What is expected
Copy every line with the string "suất" in it.

--- Start Data supplied ---

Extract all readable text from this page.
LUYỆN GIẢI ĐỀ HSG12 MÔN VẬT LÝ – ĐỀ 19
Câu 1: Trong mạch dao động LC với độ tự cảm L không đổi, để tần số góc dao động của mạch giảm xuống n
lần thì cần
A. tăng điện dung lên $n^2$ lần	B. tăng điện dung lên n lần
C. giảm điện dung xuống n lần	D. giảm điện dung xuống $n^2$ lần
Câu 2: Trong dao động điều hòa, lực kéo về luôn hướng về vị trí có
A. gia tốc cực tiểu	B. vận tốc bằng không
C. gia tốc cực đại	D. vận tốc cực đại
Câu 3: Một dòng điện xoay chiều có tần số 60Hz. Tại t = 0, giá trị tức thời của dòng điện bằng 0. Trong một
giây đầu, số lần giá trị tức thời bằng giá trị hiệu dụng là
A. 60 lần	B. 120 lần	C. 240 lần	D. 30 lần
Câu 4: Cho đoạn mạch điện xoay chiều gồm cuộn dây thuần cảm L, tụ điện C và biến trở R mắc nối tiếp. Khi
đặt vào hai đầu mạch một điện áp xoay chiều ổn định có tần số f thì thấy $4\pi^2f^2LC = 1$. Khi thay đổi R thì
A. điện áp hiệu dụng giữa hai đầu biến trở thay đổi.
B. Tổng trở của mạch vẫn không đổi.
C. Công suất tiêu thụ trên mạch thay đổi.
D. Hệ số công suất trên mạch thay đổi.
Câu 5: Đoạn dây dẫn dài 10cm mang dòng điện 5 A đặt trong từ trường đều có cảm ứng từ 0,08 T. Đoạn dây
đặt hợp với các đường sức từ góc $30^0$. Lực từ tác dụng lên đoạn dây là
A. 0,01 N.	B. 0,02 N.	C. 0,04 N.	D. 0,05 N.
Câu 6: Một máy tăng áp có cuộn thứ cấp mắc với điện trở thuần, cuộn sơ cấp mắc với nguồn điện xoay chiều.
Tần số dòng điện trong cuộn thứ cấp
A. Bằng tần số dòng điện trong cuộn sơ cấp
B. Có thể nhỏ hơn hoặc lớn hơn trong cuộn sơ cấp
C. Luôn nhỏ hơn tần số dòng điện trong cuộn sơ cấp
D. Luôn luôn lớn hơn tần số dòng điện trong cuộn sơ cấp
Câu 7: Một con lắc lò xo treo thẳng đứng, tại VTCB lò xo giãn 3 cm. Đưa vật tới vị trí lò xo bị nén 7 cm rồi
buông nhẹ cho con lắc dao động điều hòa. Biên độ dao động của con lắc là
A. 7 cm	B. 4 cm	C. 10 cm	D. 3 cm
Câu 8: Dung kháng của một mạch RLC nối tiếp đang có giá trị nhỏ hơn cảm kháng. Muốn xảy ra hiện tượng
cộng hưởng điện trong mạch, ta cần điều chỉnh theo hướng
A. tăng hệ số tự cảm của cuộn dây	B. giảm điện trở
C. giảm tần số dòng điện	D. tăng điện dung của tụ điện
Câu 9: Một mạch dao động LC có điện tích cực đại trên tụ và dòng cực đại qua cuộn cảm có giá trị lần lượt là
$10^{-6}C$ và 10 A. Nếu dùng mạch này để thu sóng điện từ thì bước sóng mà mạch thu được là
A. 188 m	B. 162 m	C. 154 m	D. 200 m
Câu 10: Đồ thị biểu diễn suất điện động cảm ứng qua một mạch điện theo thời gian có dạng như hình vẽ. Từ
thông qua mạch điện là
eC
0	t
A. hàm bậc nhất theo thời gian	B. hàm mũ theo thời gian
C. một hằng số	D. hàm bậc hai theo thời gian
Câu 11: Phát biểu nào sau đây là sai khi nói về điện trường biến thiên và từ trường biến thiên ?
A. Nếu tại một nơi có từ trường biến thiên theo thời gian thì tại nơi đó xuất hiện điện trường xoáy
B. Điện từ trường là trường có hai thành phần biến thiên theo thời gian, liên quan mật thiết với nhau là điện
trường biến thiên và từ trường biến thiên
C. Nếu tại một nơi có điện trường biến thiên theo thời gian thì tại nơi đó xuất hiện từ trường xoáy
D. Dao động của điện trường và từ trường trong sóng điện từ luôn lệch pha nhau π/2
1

--- End Data supplied ---

Solution to this problem
C. Công suất tiêu thụ trên mạch thay đổi.
D. Hệ số công suất trên mạch thay đổi.
Câu 10: Đồ thị biểu diễn suất điện động cảm ứng qua một mạch điện theo thời gian có dạng như hình vẽ. Từ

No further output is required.